_Task details_. Please write out the material that follows, exactly as it stands.

━━━ Input material ━━━

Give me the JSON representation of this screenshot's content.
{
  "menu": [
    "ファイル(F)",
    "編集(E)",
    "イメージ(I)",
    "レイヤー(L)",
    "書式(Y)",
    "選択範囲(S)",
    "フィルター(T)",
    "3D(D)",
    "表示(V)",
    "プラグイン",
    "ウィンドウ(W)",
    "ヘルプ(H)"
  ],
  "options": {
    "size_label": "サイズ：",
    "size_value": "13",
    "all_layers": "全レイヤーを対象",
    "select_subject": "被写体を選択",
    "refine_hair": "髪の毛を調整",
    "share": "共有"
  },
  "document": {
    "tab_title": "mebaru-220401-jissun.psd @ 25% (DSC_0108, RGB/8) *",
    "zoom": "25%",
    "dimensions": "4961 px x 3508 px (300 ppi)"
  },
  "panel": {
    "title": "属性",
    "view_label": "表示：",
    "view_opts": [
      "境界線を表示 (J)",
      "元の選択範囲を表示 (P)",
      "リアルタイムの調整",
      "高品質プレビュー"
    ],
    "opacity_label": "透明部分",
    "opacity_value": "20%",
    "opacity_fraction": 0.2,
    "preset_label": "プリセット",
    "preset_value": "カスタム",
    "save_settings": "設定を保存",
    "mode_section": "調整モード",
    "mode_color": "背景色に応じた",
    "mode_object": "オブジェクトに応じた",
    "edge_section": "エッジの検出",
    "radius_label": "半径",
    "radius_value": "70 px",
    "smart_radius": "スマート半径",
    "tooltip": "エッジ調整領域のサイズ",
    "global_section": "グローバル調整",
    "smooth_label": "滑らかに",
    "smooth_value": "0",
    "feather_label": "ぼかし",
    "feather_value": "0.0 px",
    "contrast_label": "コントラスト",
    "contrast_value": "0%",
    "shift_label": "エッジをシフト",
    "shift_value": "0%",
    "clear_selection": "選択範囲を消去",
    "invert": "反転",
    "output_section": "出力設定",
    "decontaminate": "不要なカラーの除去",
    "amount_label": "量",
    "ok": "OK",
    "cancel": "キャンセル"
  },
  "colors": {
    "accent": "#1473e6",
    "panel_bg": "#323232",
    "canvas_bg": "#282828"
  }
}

━━━

_Answer to the task_.
Give me the JSON representation of this screenshot's content.
{
  "menu": [
    "ファイル(F)",
    "編集(E)",
    "イメージ(I)",
    "レイヤー(L)",
    "書式(Y)",
    "選択範囲(S)",
    "フィルター(T)",
    "3D(D)",
    "表示(V)",
    "プラグイン",
    "ウィンドウ(W)",
    "ヘルプ(H)"
  ],
  "options": {
    "size_label": "サイズ：",
    "size_value": "13",
    "all_layers": "全レイヤーを対象",
    "select_subject": "被写体を選択",
    "refine_hair": "髪の毛を調整",
    "share": "共有"
  },
  "document": {
    "tab_title": "mebaru-220401-jissun.psd @ 25% (DSC_0108, RGB/8) *",
    "zoom": "25%",
    "dimensions": "4961 px x 3508 px (300 ppi)"
  },
  "panel": {
    "title": "属性",
    "view_label": "表示：",
    "view_opts": [
      "境界線を表示 (J)",
      "元の選択範囲を表示 (P)",
      "リアルタイムの調整",
      "高品質プレビュー"
    ],
    "opacity_label": "透明部分",
    "opacity_value": "20%",
    "opacity_fraction": 0.2,
    "preset_label": "プリセット",
    "preset_value": "カスタム",
    "save_settings": "設定を保存",
    "mode_section": "調整モード",
    "mode_color": "背景色に応じた",
    "mode_object": "オブジェクトに応じた",
    "edge_section": "エッジの検出",
    "radius_label": "半径",
    "radius_value": "70 px",
    "smart_radius": "スマート半径",
    "tooltip": "エッジ調整領域のサイズ",
    "global_section": "グローバル調整",
    "smooth_label": "滑らかに",
    "smooth_value": "0",
    "feather_label": "ぼかし",
    "feather_value": "0.0 px",
    "contrast_label": "コントラスト",
    "contrast_value": "0%",
    "shift_label": "エッジをシフト",
    "shift_value": "0%",
    "clear_selection": "選択範囲を消去",
    "invert": "反転",
    "output_section": "出力設定",
    "decontaminate": "不要なカラーの除去",
    "amount_label": "量",
    "ok": "OK",
    "cancel": "キャンセル"
  },
  "colors": {
    "accent": "#1473e6",
    "panel_bg": "#323232",
    "canvas_bg": "#282828"
  }
}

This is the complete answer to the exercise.